To be done: Reproduce the material in full, exactly as written.

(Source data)
==================================================

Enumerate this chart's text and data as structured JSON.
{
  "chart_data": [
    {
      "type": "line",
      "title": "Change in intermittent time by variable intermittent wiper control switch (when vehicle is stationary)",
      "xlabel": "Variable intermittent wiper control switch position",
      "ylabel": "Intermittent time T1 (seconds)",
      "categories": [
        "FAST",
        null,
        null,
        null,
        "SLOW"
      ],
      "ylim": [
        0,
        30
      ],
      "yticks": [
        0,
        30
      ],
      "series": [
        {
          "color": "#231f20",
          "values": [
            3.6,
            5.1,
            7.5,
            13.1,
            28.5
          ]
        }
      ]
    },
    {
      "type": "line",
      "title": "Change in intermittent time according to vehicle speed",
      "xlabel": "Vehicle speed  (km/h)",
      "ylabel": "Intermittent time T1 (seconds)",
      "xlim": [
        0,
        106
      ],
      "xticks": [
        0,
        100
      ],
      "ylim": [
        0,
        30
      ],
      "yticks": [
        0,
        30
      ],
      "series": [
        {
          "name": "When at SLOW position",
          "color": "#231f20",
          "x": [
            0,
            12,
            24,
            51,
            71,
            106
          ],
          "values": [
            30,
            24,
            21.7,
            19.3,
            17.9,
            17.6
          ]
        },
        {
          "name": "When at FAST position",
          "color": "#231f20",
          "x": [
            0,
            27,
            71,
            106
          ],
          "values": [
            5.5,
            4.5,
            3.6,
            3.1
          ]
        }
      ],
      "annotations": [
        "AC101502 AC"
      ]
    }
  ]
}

==================================================

Reply to the task:
Enumerate this chart's text and data as structured JSON.
{
  "chart_data": [
    {
      "type": "line",
      "title": "Change in intermittent time by variable intermittent wiper control switch (when vehicle is stationary)",
      "xlabel": "Variable intermittent wiper control switch position",
      "ylabel": "Intermittent time T1 (seconds)",
      "categories": [
        "FAST",
        null,
        null,
        null,
        "SLOW"
      ],
      "ylim": [
        0,
        30
      ],
      "yticks": [
        0,
        30
      ],
      "series": [
        {
          "color": "#231f20",
          "values": [
            3.6,
            5.1,
            7.5,
            13.1,
            28.5
          ]
        }
      ]
    },
    {
      "type": "line",
      "title": "Change in intermittent time according to vehicle speed",
      "xlabel": "Vehicle speed  (km/h)",
      "ylabel": "Intermittent time T1 (seconds)",
      "xlim": [
        0,
        106
      ],
      "xticks": [
        0,
        100
      ],
      "ylim": [
        0,
        30
      ],
      "yticks": [
        0,
        30
      ],
      "series": [
        {
          "name": "When at SLOW position",
          "color": "#231f20",
          "x": [
            0,
            12,
            24,
            51,
            71,
            106
          ],
          "values": [
            30,
            24,
            21.7,
            19.3,
            17.9,
            17.6
          ]
        },
        {
          "name": "When at FAST position",
          "color": "#231f20",
          "x": [
            0,
            27,
            71,
            106
          ],
          "values": [
            5.5,
            4.5,
            3.6,
            3.1
          ]
        }
      ],
      "annotations": [
        "AC101502 AC"
      ]
    }
  ]
}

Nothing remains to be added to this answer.